[Data tied to figure images]
******************************

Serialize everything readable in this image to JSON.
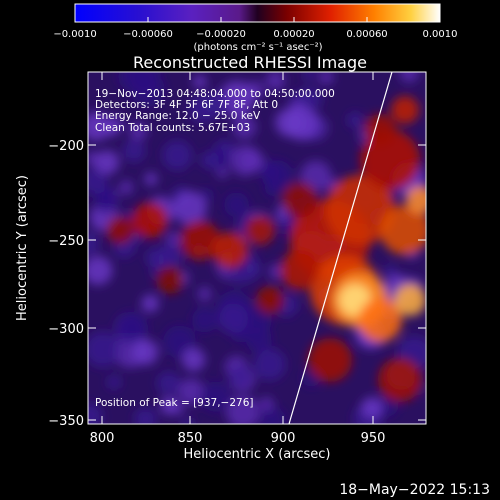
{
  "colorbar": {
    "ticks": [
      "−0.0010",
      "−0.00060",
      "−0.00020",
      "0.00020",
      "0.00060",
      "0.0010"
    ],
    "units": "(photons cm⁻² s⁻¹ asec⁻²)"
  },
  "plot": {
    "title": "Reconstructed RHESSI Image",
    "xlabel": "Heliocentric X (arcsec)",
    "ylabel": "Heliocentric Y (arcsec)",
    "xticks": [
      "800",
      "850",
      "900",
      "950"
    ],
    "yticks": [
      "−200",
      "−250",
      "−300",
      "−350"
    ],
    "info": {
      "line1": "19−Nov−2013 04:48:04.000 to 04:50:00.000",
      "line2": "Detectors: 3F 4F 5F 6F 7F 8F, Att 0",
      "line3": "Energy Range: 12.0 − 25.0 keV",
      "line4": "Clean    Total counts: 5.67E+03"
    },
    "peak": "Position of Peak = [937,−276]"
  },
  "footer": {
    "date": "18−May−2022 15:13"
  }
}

******************************

▶ [TASK DIRECTIONS]
Repeat the data exactly, dropping every picture it holds.

▶ [FINISHED ANSWER]
Serialize everything readable in this image to JSON.
{
  "colorbar": {
    "ticks": [
      "−0.0010",
      "−0.00060",
      "−0.00020",
      "0.00020",
      "0.00060",
      "0.0010"
    ],
    "units": "(photons cm⁻² s⁻¹ asec⁻²)"
  },
  "plot": {
    "title": "Reconstructed RHESSI Image",
    "xlabel": "Heliocentric X (arcsec)",
    "ylabel": "Heliocentric Y (arcsec)",
    "xticks": [
      "800",
      "850",
      "900",
      "950"
    ],
    "yticks": [
      "−200",
      "−250",
      "−300",
      "−350"
    ],
    "info": {
      "line1": "19−Nov−2013 04:48:04.000 to 04:50:00.000",
      "line2": "Detectors: 3F 4F 5F 6F 7F 8F, Att 0",
      "line3": "Energy Range: 12.0 − 25.0 keV",
      "line4": "Clean    Total counts: 5.67E+03"
    },
    "peak": "Position of Peak = [937,−276]"
  },
  "footer": {
    "date": "18−May−2022 15:13"
  }
}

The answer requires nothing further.